Requirements:
Leaving out the pictures, please retype each record exactly.

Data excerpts
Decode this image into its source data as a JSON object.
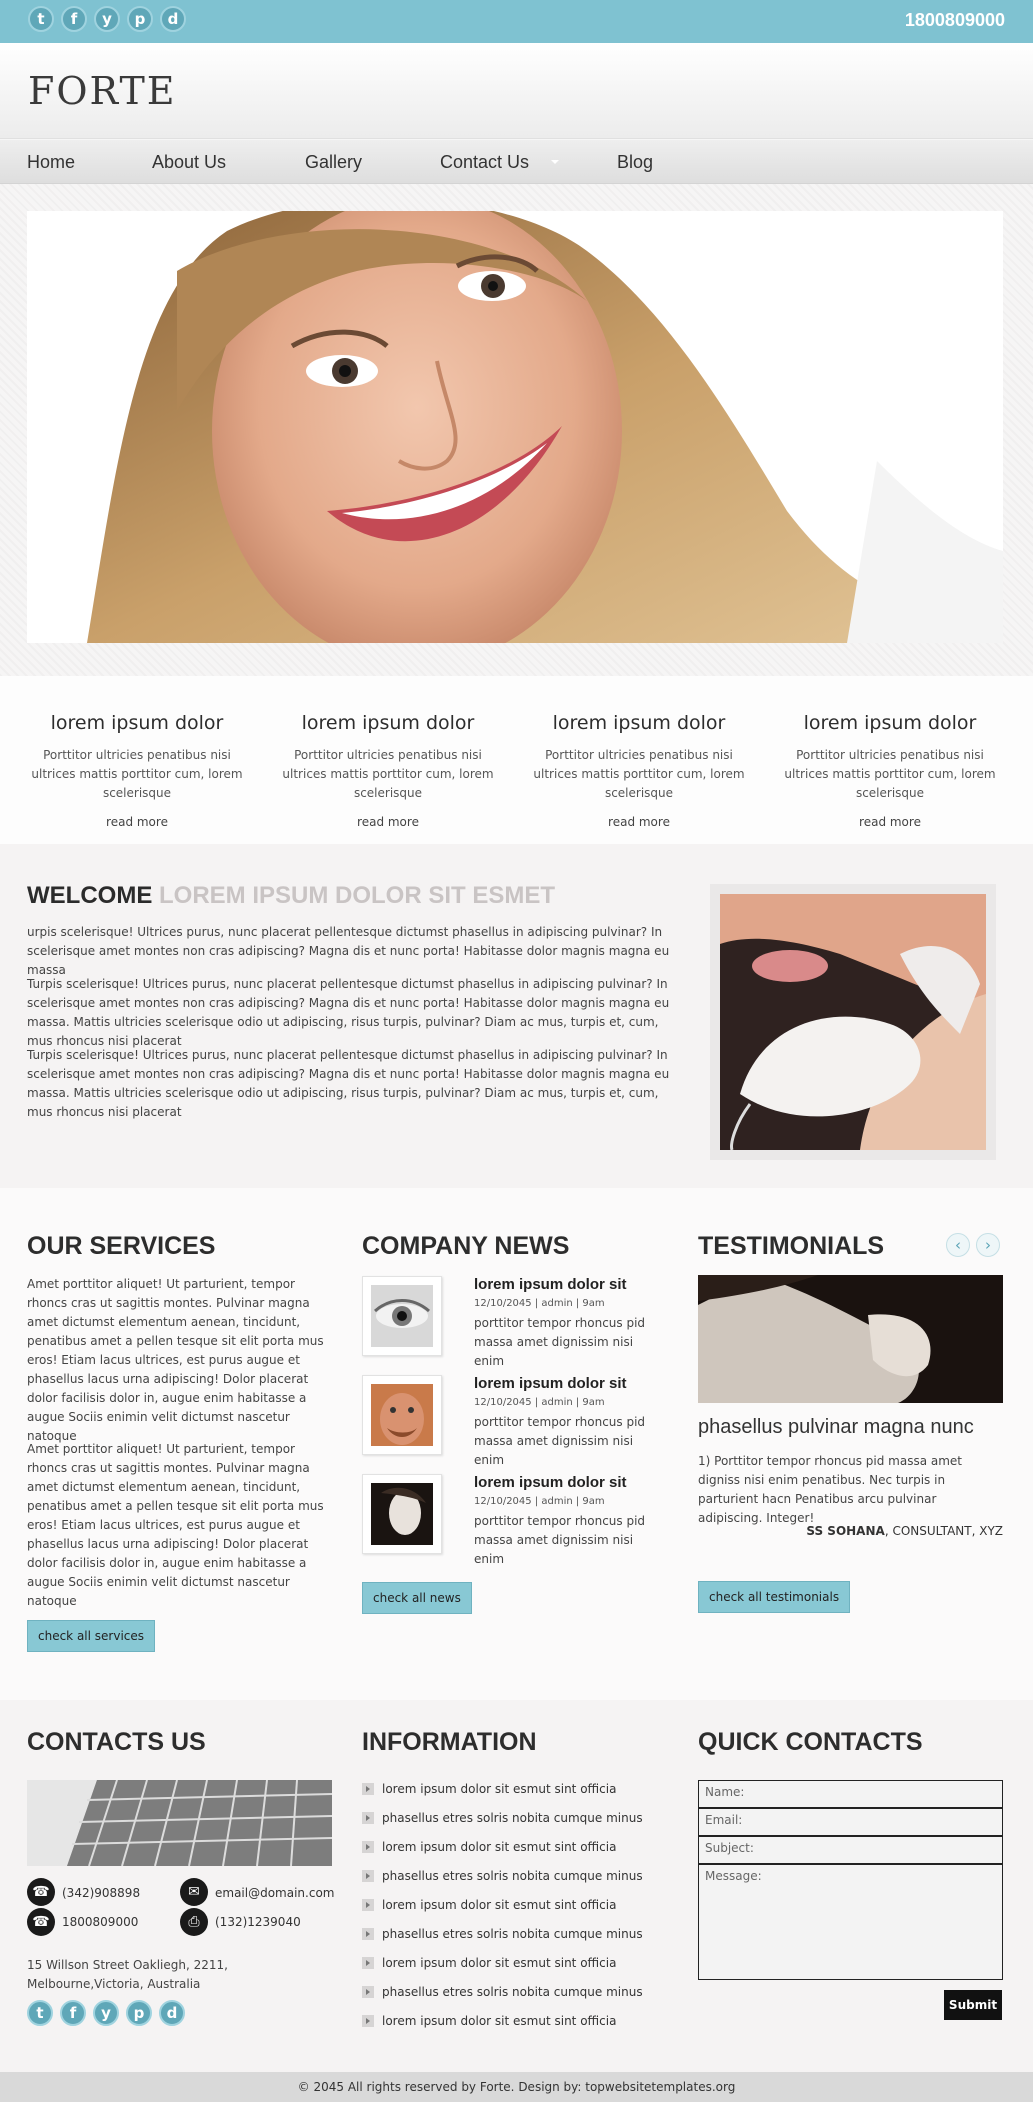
{
  "topbar": {
    "social": [
      "t",
      "f",
      "y",
      "p",
      "d"
    ],
    "phone": "1800809000"
  },
  "brand": {
    "logo": "FORTE"
  },
  "nav": [
    "Home",
    "About Us",
    "Gallery",
    "Contact Us",
    "Blog"
  ],
  "features": [
    {
      "title": "lorem ipsum dolor",
      "text": "Porttitor ultricies penatibus nisi ultrices mattis porttitor cum, lorem scelerisque",
      "link": "read more"
    },
    {
      "title": "lorem ipsum dolor",
      "text": "Porttitor ultricies penatibus nisi ultrices mattis porttitor cum, lorem scelerisque",
      "link": "read more"
    },
    {
      "title": "lorem ipsum dolor",
      "text": "Porttitor ultricies penatibus nisi ultrices mattis porttitor cum, lorem scelerisque",
      "link": "read more"
    },
    {
      "title": "lorem ipsum dolor",
      "text": "Porttitor ultricies penatibus nisi ultrices mattis porttitor cum, lorem scelerisque",
      "link": "read more"
    }
  ],
  "welcome": {
    "title_dark": "WELCOME",
    "title_light": "LOREM IPSUM DOLOR SIT ESMET",
    "paragraphs": [
      "urpis scelerisque! Ultrices purus, nunc placerat pellentesque dictumst phasellus in adipiscing pulvinar? In scelerisque amet montes non cras adipiscing? Magna dis et nunc porta! Habitasse dolor magnis magna eu massa",
      "Turpis scelerisque! Ultrices purus, nunc placerat pellentesque dictumst phasellus in adipiscing pulvinar? In scelerisque amet montes non cras adipiscing? Magna dis et nunc porta! Habitasse dolor magnis magna eu massa. Mattis ultricies scelerisque odio ut adipiscing, risus turpis, pulvinar? Diam ac mus, turpis et, cum, mus rhoncus nisi placerat",
      "Turpis scelerisque! Ultrices purus, nunc placerat pellentesque dictumst phasellus in adipiscing pulvinar? In scelerisque amet montes non cras adipiscing? Magna dis et nunc porta! Habitasse dolor magnis magna eu massa. Mattis ultricies scelerisque odio ut adipiscing, risus turpis, pulvinar? Diam ac mus, turpis et, cum, mus rhoncus nisi placerat"
    ]
  },
  "services": {
    "title": "OUR SERVICES",
    "paragraphs": [
      "Amet porttitor aliquet! Ut parturient, tempor rhoncs cras ut sagittis montes. Pulvinar magna amet dictumst elementum aenean, tincidunt, penatibus amet a pellen tesque sit elit porta mus eros! Etiam lacus ultrices, est purus augue et phasellus lacus urna adipiscing! Dolor placerat dolor facilisis dolor in, augue enim habitasse a augue Sociis enimin velit dictumst nascetur natoque",
      "Amet porttitor aliquet! Ut parturient, tempor rhoncs cras ut sagittis montes. Pulvinar magna amet dictumst elementum aenean, tincidunt, penatibus amet a pellen tesque sit elit porta mus eros! Etiam lacus ultrices, est purus augue et phasellus lacus urna adipiscing! Dolor placerat dolor facilisis dolor in, augue enim habitasse a augue Sociis enimin velit dictumst nascetur natoque"
    ],
    "button": "check all services"
  },
  "news": {
    "title": "COMPANY NEWS",
    "items": [
      {
        "title": "lorem ipsum dolor sit",
        "meta": "12/10/2045 | admin | 9am",
        "text": "porttitor tempor rhoncus pid massa amet dignissim nisi enim"
      },
      {
        "title": "lorem ipsum dolor sit",
        "meta": "12/10/2045 | admin | 9am",
        "text": "porttitor tempor rhoncus pid massa amet dignissim nisi enim"
      },
      {
        "title": "lorem ipsum dolor sit",
        "meta": "12/10/2045 | admin | 9am",
        "text": "porttitor tempor rhoncus pid massa amet dignissim nisi enim"
      }
    ],
    "button": "check all news"
  },
  "testimonials": {
    "title": "TESTIMONIALS",
    "heading": "phasellus pulvinar magna nunc",
    "text": "1) Porttitor tempor rhoncus pid massa amet digniss nisi enim penatibus. Nec turpis in parturient hacn Penatibus arcu pulvinar adipiscing. Integer!",
    "author": "SS SOHANA",
    "role": ", CONSULTANT, XYZ",
    "button": "check all testimonials"
  },
  "contacts": {
    "title": "CONTACTS US",
    "phone1": "(342)908898",
    "email": "email@domain.com",
    "phone2": "1800809000",
    "fax": "(132)1239040",
    "address": "15 Willson Street Oakliegh, 2211, Melbourne,Victoria, Australia",
    "social": [
      "t",
      "f",
      "y",
      "p",
      "d"
    ]
  },
  "information": {
    "title": "INFORMATION",
    "items": [
      "lorem ipsum dolor sit esmut sint officia",
      "phasellus etres solris nobita cumque minus",
      "lorem ipsum dolor sit esmut sint officia",
      "phasellus etres solris nobita cumque minus",
      "lorem ipsum dolor sit esmut sint officia",
      "phasellus etres solris nobita cumque minus",
      "lorem ipsum dolor sit esmut sint officia",
      "phasellus etres solris nobita cumque minus",
      "lorem ipsum dolor sit esmut sint officia"
    ]
  },
  "quick_contacts": {
    "title": "QUICK CONTACTS",
    "name": "Name:",
    "email": "Email:",
    "subject": "Subject:",
    "message": "Message:",
    "submit": "Submit"
  },
  "footer": {
    "text": "© 2045 All rights reserved by Forte. Design by: topwebsitetemplates.org"
  },
  "colors": {
    "accent": "#7fc2d1",
    "button": "#88c8d4",
    "dark": "#2d2d2d"
  }
}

Reply:
Decode this image into its source data as a JSON object.
{
  "topbar": {
    "social": [
      "t",
      "f",
      "y",
      "p",
      "d"
    ],
    "phone": "1800809000"
  },
  "brand": {
    "logo": "FORTE"
  },
  "nav": [
    "Home",
    "About Us",
    "Gallery",
    "Contact Us",
    "Blog"
  ],
  "features": [
    {
      "title": "lorem ipsum dolor",
      "text": "Porttitor ultricies penatibus nisi ultrices mattis porttitor cum, lorem scelerisque",
      "link": "read more"
    },
    {
      "title": "lorem ipsum dolor",
      "text": "Porttitor ultricies penatibus nisi ultrices mattis porttitor cum, lorem scelerisque",
      "link": "read more"
    },
    {
      "title": "lorem ipsum dolor",
      "text": "Porttitor ultricies penatibus nisi ultrices mattis porttitor cum, lorem scelerisque",
      "link": "read more"
    },
    {
      "title": "lorem ipsum dolor",
      "text": "Porttitor ultricies penatibus nisi ultrices mattis porttitor cum, lorem scelerisque",
      "link": "read more"
    }
  ],
  "welcome": {
    "title_dark": "WELCOME",
    "title_light": "LOREM IPSUM DOLOR SIT ESMET",
    "paragraphs": [
      "urpis scelerisque! Ultrices purus, nunc placerat pellentesque dictumst phasellus in adipiscing pulvinar? In scelerisque amet montes non cras adipiscing? Magna dis et nunc porta! Habitasse dolor magnis magna eu massa",
      "Turpis scelerisque! Ultrices purus, nunc placerat pellentesque dictumst phasellus in adipiscing pulvinar? In scelerisque amet montes non cras adipiscing? Magna dis et nunc porta! Habitasse dolor magnis magna eu massa. Mattis ultricies scelerisque odio ut adipiscing, risus turpis, pulvinar? Diam ac mus, turpis et, cum, mus rhoncus nisi placerat",
      "Turpis scelerisque! Ultrices purus, nunc placerat pellentesque dictumst phasellus in adipiscing pulvinar? In scelerisque amet montes non cras adipiscing? Magna dis et nunc porta! Habitasse dolor magnis magna eu massa. Mattis ultricies scelerisque odio ut adipiscing, risus turpis, pulvinar? Diam ac mus, turpis et, cum, mus rhoncus nisi placerat"
    ]
  },
  "services": {
    "title": "OUR SERVICES",
    "paragraphs": [
      "Amet porttitor aliquet! Ut parturient, tempor rhoncs cras ut sagittis montes. Pulvinar magna amet dictumst elementum aenean, tincidunt, penatibus amet a pellen tesque sit elit porta mus eros! Etiam lacus ultrices, est purus augue et phasellus lacus urna adipiscing! Dolor placerat dolor facilisis dolor in, augue enim habitasse a augue Sociis enimin velit dictumst nascetur natoque",
      "Amet porttitor aliquet! Ut parturient, tempor rhoncs cras ut sagittis montes. Pulvinar magna amet dictumst elementum aenean, tincidunt, penatibus amet a pellen tesque sit elit porta mus eros! Etiam lacus ultrices, est purus augue et phasellus lacus urna adipiscing! Dolor placerat dolor facilisis dolor in, augue enim habitasse a augue Sociis enimin velit dictumst nascetur natoque"
    ],
    "button": "check all services"
  },
  "news": {
    "title": "COMPANY NEWS",
    "items": [
      {
        "title": "lorem ipsum dolor sit",
        "meta": "12/10/2045 | admin | 9am",
        "text": "porttitor tempor rhoncus pid massa amet dignissim nisi enim"
      },
      {
        "title": "lorem ipsum dolor sit",
        "meta": "12/10/2045 | admin | 9am",
        "text": "porttitor tempor rhoncus pid massa amet dignissim nisi enim"
      },
      {
        "title": "lorem ipsum dolor sit",
        "meta": "12/10/2045 | admin | 9am",
        "text": "porttitor tempor rhoncus pid massa amet dignissim nisi enim"
      }
    ],
    "button": "check all news"
  },
  "testimonials": {
    "title": "TESTIMONIALS",
    "heading": "phasellus pulvinar magna nunc",
    "text": "1) Porttitor tempor rhoncus pid massa amet digniss nisi enim penatibus. Nec turpis in parturient hacn Penatibus arcu pulvinar adipiscing. Integer!",
    "author": "SS SOHANA",
    "role": ", CONSULTANT, XYZ",
    "button": "check all testimonials"
  },
  "contacts": {
    "title": "CONTACTS US",
    "phone1": "(342)908898",
    "email": "email@domain.com",
    "phone2": "1800809000",
    "fax": "(132)1239040",
    "address": "15 Willson Street Oakliegh, 2211, Melbourne,Victoria, Australia",
    "social": [
      "t",
      "f",
      "y",
      "p",
      "d"
    ]
  },
  "information": {
    "title": "INFORMATION",
    "items": [
      "lorem ipsum dolor sit esmut sint officia",
      "phasellus etres solris nobita cumque minus",
      "lorem ipsum dolor sit esmut sint officia",
      "phasellus etres solris nobita cumque minus",
      "lorem ipsum dolor sit esmut sint officia",
      "phasellus etres solris nobita cumque minus",
      "lorem ipsum dolor sit esmut sint officia",
      "phasellus etres solris nobita cumque minus",
      "lorem ipsum dolor sit esmut sint officia"
    ]
  },
  "quick_contacts": {
    "title": "QUICK CONTACTS",
    "name": "Name:",
    "email": "Email:",
    "subject": "Subject:",
    "message": "Message:",
    "submit": "Submit"
  },
  "footer": {
    "text": "© 2045 All rights reserved by Forte. Design by: topwebsitetemplates.org"
  },
  "colors": {
    "accent": "#7fc2d1",
    "button": "#88c8d4",
    "dark": "#2d2d2d"
  }
}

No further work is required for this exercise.